Stored data
.....
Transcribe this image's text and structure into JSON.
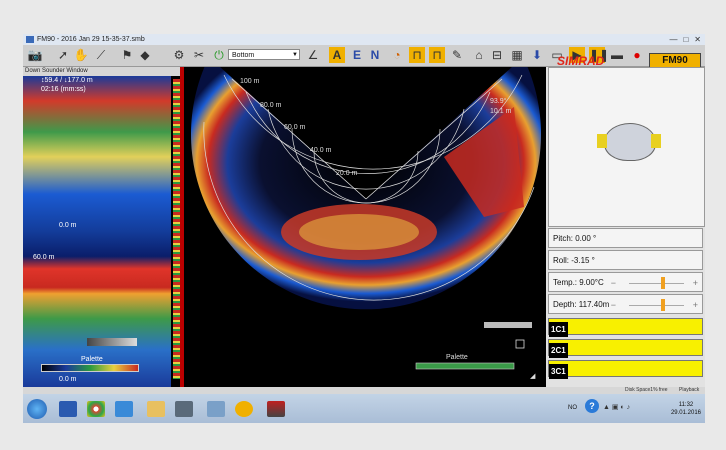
{
  "window": {
    "title": "FM90 - 2016 Jan 29 15-35-37.smb",
    "controls": [
      "—",
      "□",
      "✕"
    ]
  },
  "toolbar": {
    "view_select": "Bottom",
    "letters": [
      "A",
      "E",
      "N"
    ]
  },
  "brand": {
    "logo": "SIMRAD",
    "model": "FM90"
  },
  "downsounder": {
    "caption": "Down Sounder Window",
    "depth_readout": "↕59.4 / ↓177.0 m",
    "time_readout": "02:16 (mm:ss)",
    "labels": [
      "0.0 m",
      "60.0 m",
      "0.0 m"
    ],
    "palette_label": "Palette"
  },
  "sonar": {
    "range_labels": [
      "100 m",
      "80.0 m",
      "60.0 m",
      "40.0 m",
      "20.0 m"
    ],
    "right_labels": [
      "93.9°",
      "10.1 m"
    ],
    "palette_label": "Palette"
  },
  "sensors": {
    "pitch": "Pitch: 0.00 °",
    "roll": "Roll: -3.15 °",
    "temp": "Temp.: 9.00°C",
    "depth": "Depth: 117.40m"
  },
  "channels": [
    "1C1",
    "2C1",
    "3C1"
  ],
  "status": {
    "disk": "Disk Space1% free",
    "mode": "Playback"
  },
  "taskbar": {
    "lang": "NO",
    "time": "11:32",
    "date": "29.01.2016"
  },
  "colors": {
    "accent": "#f8f000",
    "brand": "#e0261b",
    "model_bg": "#f0b000"
  }
}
.....
=== WHAT TO DO ===
Could you repeat all of the material exactly? Pictures should not be copied.

=== WRITTEN ANSWER ===
Transcribe this image's text and structure into JSON.
{
  "window": {
    "title": "FM90 - 2016 Jan 29 15-35-37.smb",
    "controls": [
      "—",
      "□",
      "✕"
    ]
  },
  "toolbar": {
    "view_select": "Bottom",
    "letters": [
      "A",
      "E",
      "N"
    ]
  },
  "brand": {
    "logo": "SIMRAD",
    "model": "FM90"
  },
  "downsounder": {
    "caption": "Down Sounder Window",
    "depth_readout": "↕59.4 / ↓177.0 m",
    "time_readout": "02:16 (mm:ss)",
    "labels": [
      "0.0 m",
      "60.0 m",
      "0.0 m"
    ],
    "palette_label": "Palette"
  },
  "sonar": {
    "range_labels": [
      "100 m",
      "80.0 m",
      "60.0 m",
      "40.0 m",
      "20.0 m"
    ],
    "right_labels": [
      "93.9°",
      "10.1 m"
    ],
    "palette_label": "Palette"
  },
  "sensors": {
    "pitch": "Pitch: 0.00 °",
    "roll": "Roll: -3.15 °",
    "temp": "Temp.: 9.00°C",
    "depth": "Depth: 117.40m"
  },
  "channels": [
    "1C1",
    "2C1",
    "3C1"
  ],
  "status": {
    "disk": "Disk Space1% free",
    "mode": "Playback"
  },
  "taskbar": {
    "lang": "NO",
    "time": "11:32",
    "date": "29.01.2016"
  },
  "colors": {
    "accent": "#f8f000",
    "brand": "#e0261b",
    "model_bg": "#f0b000"
  }
}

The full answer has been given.